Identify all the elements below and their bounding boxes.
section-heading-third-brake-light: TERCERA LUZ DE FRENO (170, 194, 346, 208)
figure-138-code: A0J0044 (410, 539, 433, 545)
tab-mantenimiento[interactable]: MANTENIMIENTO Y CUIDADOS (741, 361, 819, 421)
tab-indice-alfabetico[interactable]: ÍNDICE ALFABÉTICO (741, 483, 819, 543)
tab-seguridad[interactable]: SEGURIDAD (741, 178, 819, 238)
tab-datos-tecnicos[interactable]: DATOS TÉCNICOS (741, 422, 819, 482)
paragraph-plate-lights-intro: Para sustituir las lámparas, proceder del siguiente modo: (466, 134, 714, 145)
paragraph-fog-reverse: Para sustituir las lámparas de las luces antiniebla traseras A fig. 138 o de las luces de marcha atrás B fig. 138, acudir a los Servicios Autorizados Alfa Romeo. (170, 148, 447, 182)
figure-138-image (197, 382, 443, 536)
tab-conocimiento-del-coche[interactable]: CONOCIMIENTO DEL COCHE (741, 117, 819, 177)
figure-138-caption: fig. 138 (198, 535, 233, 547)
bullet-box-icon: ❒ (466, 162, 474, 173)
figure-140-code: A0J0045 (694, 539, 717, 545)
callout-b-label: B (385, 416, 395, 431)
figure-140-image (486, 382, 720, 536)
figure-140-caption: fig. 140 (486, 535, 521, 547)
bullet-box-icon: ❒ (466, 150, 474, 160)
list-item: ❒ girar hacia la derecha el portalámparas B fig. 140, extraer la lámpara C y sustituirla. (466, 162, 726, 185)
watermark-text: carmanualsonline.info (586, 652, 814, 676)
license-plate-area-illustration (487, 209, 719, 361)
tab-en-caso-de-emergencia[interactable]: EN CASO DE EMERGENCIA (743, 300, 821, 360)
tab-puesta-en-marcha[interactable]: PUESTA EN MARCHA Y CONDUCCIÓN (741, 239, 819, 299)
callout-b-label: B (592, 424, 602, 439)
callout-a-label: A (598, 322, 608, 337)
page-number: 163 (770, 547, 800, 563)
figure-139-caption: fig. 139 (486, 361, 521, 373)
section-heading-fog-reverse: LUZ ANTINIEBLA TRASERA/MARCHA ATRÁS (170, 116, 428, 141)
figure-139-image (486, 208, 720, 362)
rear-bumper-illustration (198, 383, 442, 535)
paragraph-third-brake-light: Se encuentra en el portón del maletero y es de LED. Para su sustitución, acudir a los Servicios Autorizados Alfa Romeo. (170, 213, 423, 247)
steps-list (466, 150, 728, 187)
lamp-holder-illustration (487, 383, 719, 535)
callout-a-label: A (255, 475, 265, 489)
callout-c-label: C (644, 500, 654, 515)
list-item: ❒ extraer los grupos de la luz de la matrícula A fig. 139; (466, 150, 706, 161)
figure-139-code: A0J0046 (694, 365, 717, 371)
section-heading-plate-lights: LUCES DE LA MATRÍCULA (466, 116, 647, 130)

----

== DIRECTION ==
Which rows above contain the string "plate", matching case exactly? Copy each of those rows in full.

== WRITTEN RESPONSE ==
paragraph-plate-lights-intro: Para sustituir las lámparas, proceder del siguiente modo: (466, 134, 714, 145)
license-plate-area-illustration (487, 209, 719, 361)
section-heading-plate-lights: LUCES DE LA MATRÍCULA (466, 116, 647, 130)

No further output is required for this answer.